**What this task involves**
Reproduce each line of the material precisely.
++++ Data extract
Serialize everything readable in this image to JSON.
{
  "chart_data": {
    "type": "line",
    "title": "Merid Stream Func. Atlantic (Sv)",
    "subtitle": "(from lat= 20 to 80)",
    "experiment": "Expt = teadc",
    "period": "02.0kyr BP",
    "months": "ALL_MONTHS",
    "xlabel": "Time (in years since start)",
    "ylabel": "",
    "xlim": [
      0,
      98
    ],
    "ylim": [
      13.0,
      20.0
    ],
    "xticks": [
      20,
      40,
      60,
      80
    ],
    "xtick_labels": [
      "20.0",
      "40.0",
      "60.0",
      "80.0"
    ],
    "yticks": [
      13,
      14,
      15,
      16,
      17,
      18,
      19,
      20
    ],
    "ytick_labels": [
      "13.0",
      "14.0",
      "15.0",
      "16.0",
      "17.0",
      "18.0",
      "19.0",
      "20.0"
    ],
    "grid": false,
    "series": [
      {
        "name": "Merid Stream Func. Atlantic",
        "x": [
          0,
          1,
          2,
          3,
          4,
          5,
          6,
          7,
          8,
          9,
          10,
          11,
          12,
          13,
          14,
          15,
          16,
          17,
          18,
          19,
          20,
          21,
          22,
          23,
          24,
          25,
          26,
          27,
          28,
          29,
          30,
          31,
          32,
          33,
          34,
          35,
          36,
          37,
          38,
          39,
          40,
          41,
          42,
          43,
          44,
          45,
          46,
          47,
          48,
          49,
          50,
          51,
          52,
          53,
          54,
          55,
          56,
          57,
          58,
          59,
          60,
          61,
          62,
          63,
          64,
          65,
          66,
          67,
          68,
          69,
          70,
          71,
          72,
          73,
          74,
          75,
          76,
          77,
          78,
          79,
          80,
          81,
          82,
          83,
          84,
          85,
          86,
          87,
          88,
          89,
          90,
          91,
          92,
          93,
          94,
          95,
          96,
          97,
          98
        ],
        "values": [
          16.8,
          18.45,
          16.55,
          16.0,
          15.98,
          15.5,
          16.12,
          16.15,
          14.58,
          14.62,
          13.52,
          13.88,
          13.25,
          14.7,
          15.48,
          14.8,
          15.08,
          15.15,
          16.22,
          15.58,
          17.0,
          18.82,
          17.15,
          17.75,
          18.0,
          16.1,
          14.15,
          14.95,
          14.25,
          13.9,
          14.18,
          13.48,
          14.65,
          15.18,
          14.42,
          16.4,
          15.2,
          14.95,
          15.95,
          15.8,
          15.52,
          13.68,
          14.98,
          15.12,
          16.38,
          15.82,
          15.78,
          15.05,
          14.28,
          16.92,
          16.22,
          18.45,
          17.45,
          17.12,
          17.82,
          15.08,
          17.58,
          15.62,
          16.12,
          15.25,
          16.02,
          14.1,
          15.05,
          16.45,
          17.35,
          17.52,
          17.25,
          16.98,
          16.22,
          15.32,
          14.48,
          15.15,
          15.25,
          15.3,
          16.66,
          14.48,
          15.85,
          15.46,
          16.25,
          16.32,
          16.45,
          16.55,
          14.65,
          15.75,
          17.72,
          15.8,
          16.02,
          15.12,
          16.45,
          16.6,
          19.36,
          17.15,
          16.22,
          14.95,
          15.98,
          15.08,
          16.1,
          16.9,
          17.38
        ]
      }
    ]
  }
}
++++++++
**Result for this task**
Serialize everything readable in this image to JSON.
{
  "chart_data": {
    "type": "line",
    "title": "Merid Stream Func. Atlantic (Sv)",
    "subtitle": "(from lat= 20 to 80)",
    "experiment": "Expt = teadc",
    "period": "02.0kyr BP",
    "months": "ALL_MONTHS",
    "xlabel": "Time (in years since start)",
    "ylabel": "",
    "xlim": [
      0,
      98
    ],
    "ylim": [
      13.0,
      20.0
    ],
    "xticks": [
      20,
      40,
      60,
      80
    ],
    "xtick_labels": [
      "20.0",
      "40.0",
      "60.0",
      "80.0"
    ],
    "yticks": [
      13,
      14,
      15,
      16,
      17,
      18,
      19,
      20
    ],
    "ytick_labels": [
      "13.0",
      "14.0",
      "15.0",
      "16.0",
      "17.0",
      "18.0",
      "19.0",
      "20.0"
    ],
    "grid": false,
    "series": [
      {
        "name": "Merid Stream Func. Atlantic",
        "x": [
          0,
          1,
          2,
          3,
          4,
          5,
          6,
          7,
          8,
          9,
          10,
          11,
          12,
          13,
          14,
          15,
          16,
          17,
          18,
          19,
          20,
          21,
          22,
          23,
          24,
          25,
          26,
          27,
          28,
          29,
          30,
          31,
          32,
          33,
          34,
          35,
          36,
          37,
          38,
          39,
          40,
          41,
          42,
          43,
          44,
          45,
          46,
          47,
          48,
          49,
          50,
          51,
          52,
          53,
          54,
          55,
          56,
          57,
          58,
          59,
          60,
          61,
          62,
          63,
          64,
          65,
          66,
          67,
          68,
          69,
          70,
          71,
          72,
          73,
          74,
          75,
          76,
          77,
          78,
          79,
          80,
          81,
          82,
          83,
          84,
          85,
          86,
          87,
          88,
          89,
          90,
          91,
          92,
          93,
          94,
          95,
          96,
          97,
          98
        ],
        "values": [
          16.8,
          18.45,
          16.55,
          16.0,
          15.98,
          15.5,
          16.12,
          16.15,
          14.58,
          14.62,
          13.52,
          13.88,
          13.25,
          14.7,
          15.48,
          14.8,
          15.08,
          15.15,
          16.22,
          15.58,
          17.0,
          18.82,
          17.15,
          17.75,
          18.0,
          16.1,
          14.15,
          14.95,
          14.25,
          13.9,
          14.18,
          13.48,
          14.65,
          15.18,
          14.42,
          16.4,
          15.2,
          14.95,
          15.95,
          15.8,
          15.52,
          13.68,
          14.98,
          15.12,
          16.38,
          15.82,
          15.78,
          15.05,
          14.28,
          16.92,
          16.22,
          18.45,
          17.45,
          17.12,
          17.82,
          15.08,
          17.58,
          15.62,
          16.12,
          15.25,
          16.02,
          14.1,
          15.05,
          16.45,
          17.35,
          17.52,
          17.25,
          16.98,
          16.22,
          15.32,
          14.48,
          15.15,
          15.25,
          15.3,
          16.66,
          14.48,
          15.85,
          15.46,
          16.25,
          16.32,
          16.45,
          16.55,
          14.65,
          15.75,
          17.72,
          15.8,
          16.02,
          15.12,
          16.45,
          16.6,
          19.36,
          17.15,
          16.22,
          14.95,
          15.98,
          15.08,
          16.1,
          16.9,
          17.38
        ]
      }
    ]
  }
}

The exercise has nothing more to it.